What you should do: Every line of the listing must be reproduced as it stands. Leave the images behind.

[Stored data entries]
• • • •

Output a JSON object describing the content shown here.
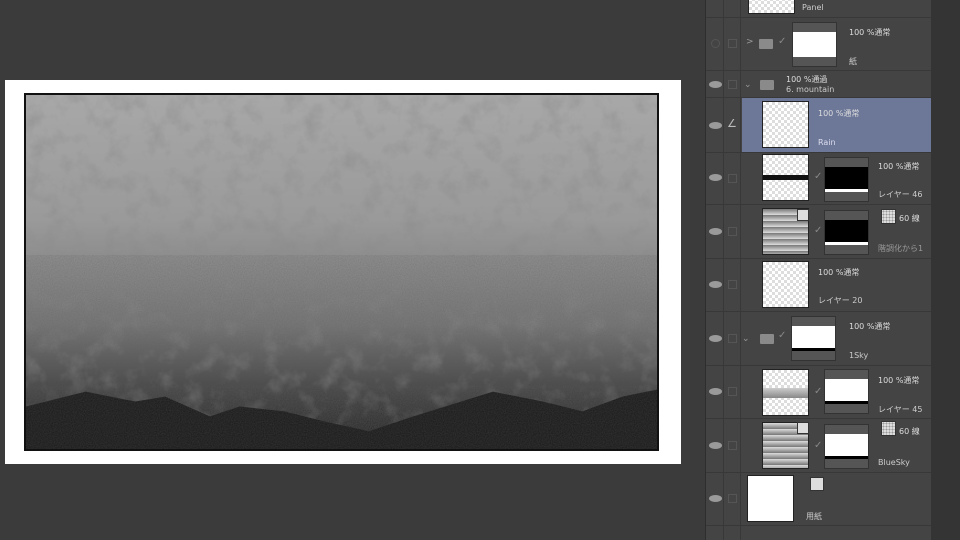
{
  "layers": [
    {
      "name": "Panel"
    },
    {
      "name": "紙",
      "mode": "100 %通常",
      "visible": false,
      "type": "folder",
      "expanded": false
    },
    {
      "name": "6. mountain",
      "mode": "100 %通過",
      "visible": true,
      "type": "folder",
      "expanded": true
    },
    {
      "name": "Rain",
      "mode": "100 %通常",
      "visible": true,
      "selected": true
    },
    {
      "name": "レイヤー 46",
      "mode": "100 %通常",
      "visible": true
    },
    {
      "name": "階調化から1",
      "mode": "60 線",
      "visible": true
    },
    {
      "name": "レイヤー 20",
      "mode": "100 %通常",
      "visible": true
    },
    {
      "name": "1Sky",
      "mode": "100 %通常",
      "visible": true,
      "type": "folder",
      "expanded": true
    },
    {
      "name": "レイヤー 45",
      "mode": "100 %通常",
      "visible": true
    },
    {
      "name": "BlueSky",
      "mode": "60 線",
      "visible": true
    },
    {
      "name": "用紙",
      "visible": true
    }
  ],
  "colors": {
    "selected": "#6d7899",
    "panel": "#444444",
    "canvas_bg": "#3b3b3b"
  }
}
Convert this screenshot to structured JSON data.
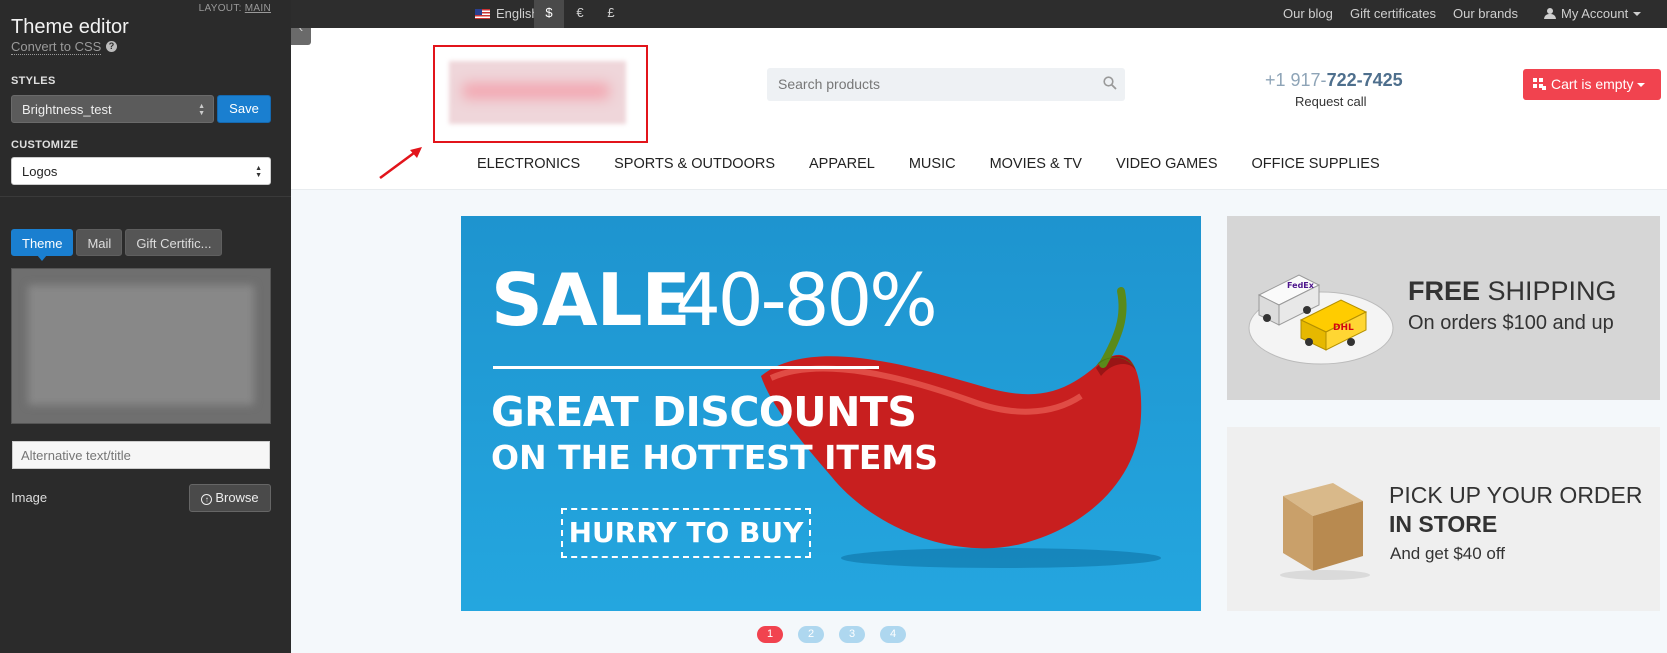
{
  "editor": {
    "title": "Theme editor",
    "layout_label": "LAYOUT:",
    "layout_value": "MAIN",
    "convert_link": "Convert to CSS",
    "styles_label": "STYLES",
    "styles_value": "Brightness_test",
    "save_label": "Save",
    "customize_label": "CUSTOMIZE",
    "customize_value": "Logos",
    "tabs": [
      "Theme",
      "Mail",
      "Gift Certific..."
    ],
    "alt_placeholder": "Alternative text/title",
    "image_label": "Image",
    "browse_label": "Browse",
    "collapse_glyph": "‹"
  },
  "topbar": {
    "language": "English",
    "currencies": [
      "$",
      "€",
      "£"
    ],
    "active_currency": "$",
    "links": [
      "Our blog",
      "Gift certificates",
      "Our brands"
    ],
    "account": "My Account"
  },
  "header": {
    "search_placeholder": "Search products",
    "phone_prefix": "+1 917-",
    "phone_main": "722-7425",
    "request_call": "Request call",
    "cart_label": "Cart is empty"
  },
  "menu": [
    "ELECTRONICS",
    "SPORTS & OUTDOORS",
    "APPAREL",
    "MUSIC",
    "MOVIES & TV",
    "VIDEO GAMES",
    "OFFICE SUPPLIES"
  ],
  "banner": {
    "sale": "SALE",
    "percent": "40-80%",
    "line1": "GREAT DISCOUNTS",
    "line2": "ON THE HOTTEST ITEMS",
    "cta": "HURRY TO BUY"
  },
  "promos": {
    "shipping_bold": "FREE",
    "shipping_rest": " SHIPPING",
    "shipping_sub": "On orders $100 and up",
    "pickup_line1": "PICK UP YOUR ORDER",
    "pickup_line2": "IN STORE",
    "pickup_sub": "And get $40 off"
  },
  "pager": [
    "1",
    "2",
    "3",
    "4"
  ],
  "colors": {
    "accent_red": "#f1434f",
    "editor_blue": "#1a7fd0",
    "banner_blue": "#24a6df",
    "annotation_red": "#e2141b"
  }
}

• • • •

Result:
Output a JSON object describing the content shown here.
{
  "layers": [
    {
      "name": "Panel"
    },
    {
      "name": "紙",
      "mode": "100 %通常",
      "visible": false,
      "type": "folder",
      "expanded": false
    },
    {
      "name": "6. mountain",
      "mode": "100 %通過",
      "visible": true,
      "type": "folder",
      "expanded": true
    },
    {
      "name": "Rain",
      "mode": "100 %通常",
      "visible": true,
      "selected": true
    },
    {
      "name": "レイヤー 46",
      "mode": "100 %通常",
      "visible": true
    },
    {
      "name": "階調化から1",
      "mode": "60 線",
      "visible": true
    },
    {
      "name": "レイヤー 20",
      "mode": "100 %通常",
      "visible": true
    },
    {
      "name": "1Sky",
      "mode": "100 %通常",
      "visible": true,
      "type": "folder",
      "expanded": true
    },
    {
      "name": "レイヤー 45",
      "mode": "100 %通常",
      "visible": true
    },
    {
      "name": "BlueSky",
      "mode": "60 線",
      "visible": true
    },
    {
      "name": "用紙",
      "visible": true
    }
  ],
  "colors": {
    "selected": "#6d7899",
    "panel": "#444444",
    "canvas_bg": "#3b3b3b"
  }
}
Convert this screenshot to structured JSON data.
{
  "editor": {
    "title": "Theme editor",
    "layout_label": "LAYOUT:",
    "layout_value": "MAIN",
    "convert_link": "Convert to CSS",
    "styles_label": "STYLES",
    "styles_value": "Brightness_test",
    "save_label": "Save",
    "customize_label": "CUSTOMIZE",
    "customize_value": "Logos",
    "tabs": [
      "Theme",
      "Mail",
      "Gift Certific..."
    ],
    "alt_placeholder": "Alternative text/title",
    "image_label": "Image",
    "browse_label": "Browse",
    "collapse_glyph": "‹"
  },
  "topbar": {
    "language": "English",
    "currencies": [
      "$",
      "€",
      "£"
    ],
    "active_currency": "$",
    "links": [
      "Our blog",
      "Gift certificates",
      "Our brands"
    ],
    "account": "My Account"
  },
  "header": {
    "search_placeholder": "Search products",
    "phone_prefix": "+1 917-",
    "phone_main": "722-7425",
    "request_call": "Request call",
    "cart_label": "Cart is empty"
  },
  "menu": [
    "ELECTRONICS",
    "SPORTS & OUTDOORS",
    "APPAREL",
    "MUSIC",
    "MOVIES & TV",
    "VIDEO GAMES",
    "OFFICE SUPPLIES"
  ],
  "banner": {
    "sale": "SALE",
    "percent": "40-80%",
    "line1": "GREAT DISCOUNTS",
    "line2": "ON THE HOTTEST ITEMS",
    "cta": "HURRY TO BUY"
  },
  "promos": {
    "shipping_bold": "FREE",
    "shipping_rest": " SHIPPING",
    "shipping_sub": "On orders $100 and up",
    "pickup_line1": "PICK UP YOUR ORDER",
    "pickup_line2": "IN STORE",
    "pickup_sub": "And get $40 off"
  },
  "pager": [
    "1",
    "2",
    "3",
    "4"
  ],
  "colors": {
    "accent_red": "#f1434f",
    "editor_blue": "#1a7fd0",
    "banner_blue": "#24a6df",
    "annotation_red": "#e2141b"
  }
}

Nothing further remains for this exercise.